** Dataset records **
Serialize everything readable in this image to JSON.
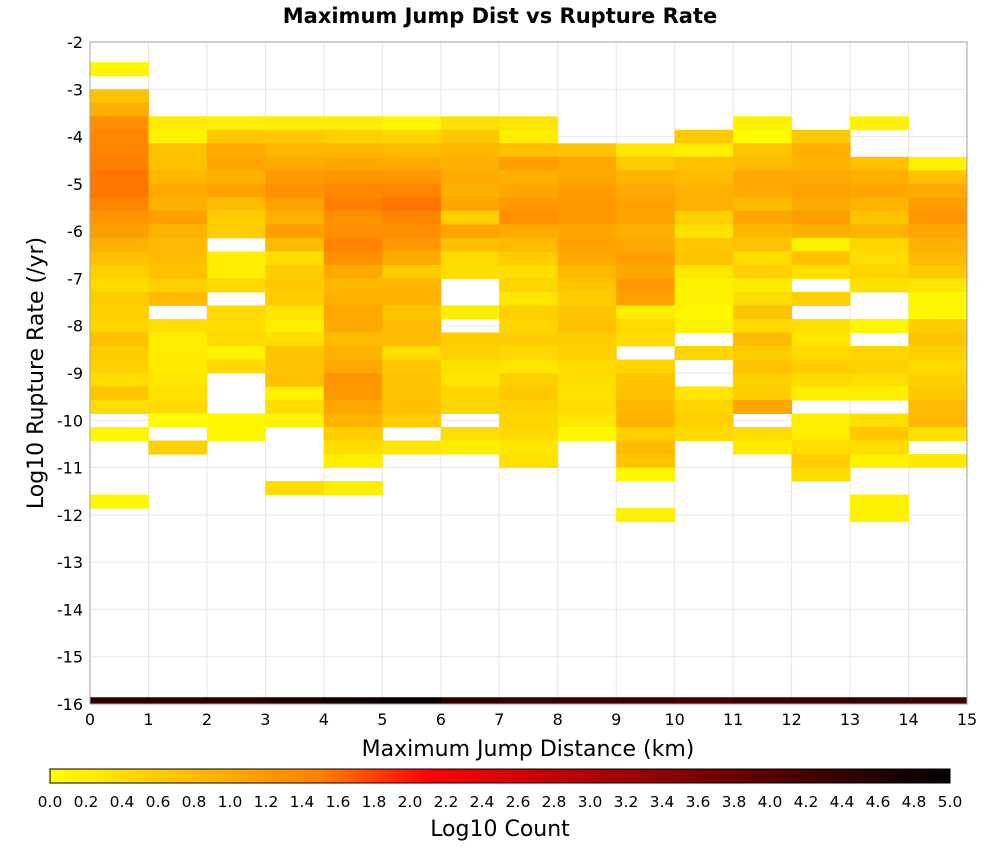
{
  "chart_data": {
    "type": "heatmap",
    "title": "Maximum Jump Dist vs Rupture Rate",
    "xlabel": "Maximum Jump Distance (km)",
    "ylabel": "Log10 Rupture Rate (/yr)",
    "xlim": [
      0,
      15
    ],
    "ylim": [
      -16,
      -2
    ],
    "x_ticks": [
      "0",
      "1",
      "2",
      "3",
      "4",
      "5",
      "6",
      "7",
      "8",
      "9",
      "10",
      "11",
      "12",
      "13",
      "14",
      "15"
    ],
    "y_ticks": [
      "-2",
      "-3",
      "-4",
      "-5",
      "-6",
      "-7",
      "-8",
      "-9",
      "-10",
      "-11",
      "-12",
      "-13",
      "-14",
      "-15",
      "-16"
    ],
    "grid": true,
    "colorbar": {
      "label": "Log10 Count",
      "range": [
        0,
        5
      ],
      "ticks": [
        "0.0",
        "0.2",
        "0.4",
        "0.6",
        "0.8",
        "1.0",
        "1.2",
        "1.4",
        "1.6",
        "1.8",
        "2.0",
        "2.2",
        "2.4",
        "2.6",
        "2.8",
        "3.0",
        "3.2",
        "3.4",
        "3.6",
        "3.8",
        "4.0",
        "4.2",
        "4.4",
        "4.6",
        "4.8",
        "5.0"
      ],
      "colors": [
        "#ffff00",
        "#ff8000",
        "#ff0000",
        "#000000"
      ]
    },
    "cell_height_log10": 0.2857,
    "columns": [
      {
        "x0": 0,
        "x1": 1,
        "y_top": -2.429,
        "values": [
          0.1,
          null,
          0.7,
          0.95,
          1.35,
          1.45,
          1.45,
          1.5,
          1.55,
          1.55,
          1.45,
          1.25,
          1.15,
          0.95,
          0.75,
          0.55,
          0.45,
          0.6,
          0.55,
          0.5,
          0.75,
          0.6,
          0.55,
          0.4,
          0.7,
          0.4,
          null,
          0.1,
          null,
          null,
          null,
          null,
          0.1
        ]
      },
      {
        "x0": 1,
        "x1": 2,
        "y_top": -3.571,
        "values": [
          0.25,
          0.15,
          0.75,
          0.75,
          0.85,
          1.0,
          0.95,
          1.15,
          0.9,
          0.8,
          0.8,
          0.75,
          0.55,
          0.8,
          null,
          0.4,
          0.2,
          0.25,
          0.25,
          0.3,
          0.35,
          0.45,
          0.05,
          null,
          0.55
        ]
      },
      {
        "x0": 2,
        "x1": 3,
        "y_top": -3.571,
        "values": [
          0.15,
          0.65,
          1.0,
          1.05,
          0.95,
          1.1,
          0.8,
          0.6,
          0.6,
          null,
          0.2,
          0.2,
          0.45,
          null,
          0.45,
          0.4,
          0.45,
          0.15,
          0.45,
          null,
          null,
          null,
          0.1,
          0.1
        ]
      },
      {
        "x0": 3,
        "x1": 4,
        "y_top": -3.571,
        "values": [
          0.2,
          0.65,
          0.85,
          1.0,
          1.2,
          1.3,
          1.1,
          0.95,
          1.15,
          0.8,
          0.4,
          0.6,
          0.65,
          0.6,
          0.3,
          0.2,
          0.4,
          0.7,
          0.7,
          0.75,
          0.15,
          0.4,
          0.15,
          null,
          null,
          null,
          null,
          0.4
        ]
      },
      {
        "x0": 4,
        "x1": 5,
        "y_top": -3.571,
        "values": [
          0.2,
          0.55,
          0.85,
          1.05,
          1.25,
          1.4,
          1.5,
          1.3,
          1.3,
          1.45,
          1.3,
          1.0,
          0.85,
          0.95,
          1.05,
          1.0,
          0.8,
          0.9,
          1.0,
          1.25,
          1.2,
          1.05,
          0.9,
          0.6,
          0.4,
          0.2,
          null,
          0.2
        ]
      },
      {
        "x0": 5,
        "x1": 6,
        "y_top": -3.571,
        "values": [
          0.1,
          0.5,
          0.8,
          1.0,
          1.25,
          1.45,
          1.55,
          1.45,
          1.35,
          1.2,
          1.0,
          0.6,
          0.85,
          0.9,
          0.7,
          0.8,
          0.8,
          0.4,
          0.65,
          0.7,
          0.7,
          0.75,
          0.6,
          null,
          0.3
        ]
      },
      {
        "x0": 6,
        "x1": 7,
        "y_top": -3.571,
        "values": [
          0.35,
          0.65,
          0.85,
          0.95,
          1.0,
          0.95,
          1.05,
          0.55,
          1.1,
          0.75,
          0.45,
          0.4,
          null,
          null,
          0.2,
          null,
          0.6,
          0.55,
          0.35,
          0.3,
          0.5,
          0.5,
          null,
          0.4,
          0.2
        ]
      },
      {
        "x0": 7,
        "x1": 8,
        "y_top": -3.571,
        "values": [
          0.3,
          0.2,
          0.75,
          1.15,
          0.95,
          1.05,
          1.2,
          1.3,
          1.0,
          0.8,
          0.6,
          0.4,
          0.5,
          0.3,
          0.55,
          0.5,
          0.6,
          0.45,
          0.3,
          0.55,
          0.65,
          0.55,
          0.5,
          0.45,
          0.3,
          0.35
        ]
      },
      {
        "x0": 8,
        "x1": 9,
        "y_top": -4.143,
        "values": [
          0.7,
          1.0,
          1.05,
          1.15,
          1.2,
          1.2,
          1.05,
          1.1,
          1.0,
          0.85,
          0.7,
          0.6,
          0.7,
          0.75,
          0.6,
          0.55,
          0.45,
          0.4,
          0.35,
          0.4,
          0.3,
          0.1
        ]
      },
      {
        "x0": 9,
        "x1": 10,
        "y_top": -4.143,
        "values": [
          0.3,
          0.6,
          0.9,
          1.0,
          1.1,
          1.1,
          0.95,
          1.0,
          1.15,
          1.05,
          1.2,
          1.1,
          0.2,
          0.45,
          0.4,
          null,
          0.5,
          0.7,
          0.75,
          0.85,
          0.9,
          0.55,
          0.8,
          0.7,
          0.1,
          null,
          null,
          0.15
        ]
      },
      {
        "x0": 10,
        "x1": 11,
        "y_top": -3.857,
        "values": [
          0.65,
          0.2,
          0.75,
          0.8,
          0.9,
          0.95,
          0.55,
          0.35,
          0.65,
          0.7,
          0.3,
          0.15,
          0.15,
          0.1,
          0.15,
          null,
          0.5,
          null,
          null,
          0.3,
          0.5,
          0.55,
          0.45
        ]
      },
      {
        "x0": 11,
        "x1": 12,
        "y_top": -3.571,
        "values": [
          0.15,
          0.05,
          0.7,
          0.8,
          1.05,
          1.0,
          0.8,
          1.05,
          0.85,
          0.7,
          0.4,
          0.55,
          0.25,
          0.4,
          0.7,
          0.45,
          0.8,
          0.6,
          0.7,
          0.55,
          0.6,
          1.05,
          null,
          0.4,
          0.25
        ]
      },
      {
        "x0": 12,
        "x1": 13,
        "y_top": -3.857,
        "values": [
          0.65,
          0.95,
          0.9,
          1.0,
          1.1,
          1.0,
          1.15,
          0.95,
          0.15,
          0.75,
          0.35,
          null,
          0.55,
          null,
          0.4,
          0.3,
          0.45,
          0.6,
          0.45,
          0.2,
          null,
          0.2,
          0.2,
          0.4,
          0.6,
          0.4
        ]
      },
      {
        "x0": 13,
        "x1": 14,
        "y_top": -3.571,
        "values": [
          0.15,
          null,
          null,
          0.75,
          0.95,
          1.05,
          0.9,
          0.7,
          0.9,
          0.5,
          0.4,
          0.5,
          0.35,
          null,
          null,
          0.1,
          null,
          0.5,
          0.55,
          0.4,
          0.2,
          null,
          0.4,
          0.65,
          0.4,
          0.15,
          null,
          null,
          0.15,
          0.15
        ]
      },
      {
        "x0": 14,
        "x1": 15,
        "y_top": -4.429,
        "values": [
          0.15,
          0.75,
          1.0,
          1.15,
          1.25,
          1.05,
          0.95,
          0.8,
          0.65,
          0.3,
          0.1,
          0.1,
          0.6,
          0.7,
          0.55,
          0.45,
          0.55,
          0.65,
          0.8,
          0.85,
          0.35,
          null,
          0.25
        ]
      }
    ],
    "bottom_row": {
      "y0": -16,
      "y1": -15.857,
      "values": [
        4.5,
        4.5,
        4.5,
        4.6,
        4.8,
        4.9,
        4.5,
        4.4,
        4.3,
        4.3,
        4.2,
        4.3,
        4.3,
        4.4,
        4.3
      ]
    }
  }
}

** Exercise objective **
From the entries above, list each line with "Rupture" in it.

** Solved exercise **
    "title": "Maximum Jump Dist vs Rupture Rate",
    "ylabel": "Log10 Rupture Rate (/yr)",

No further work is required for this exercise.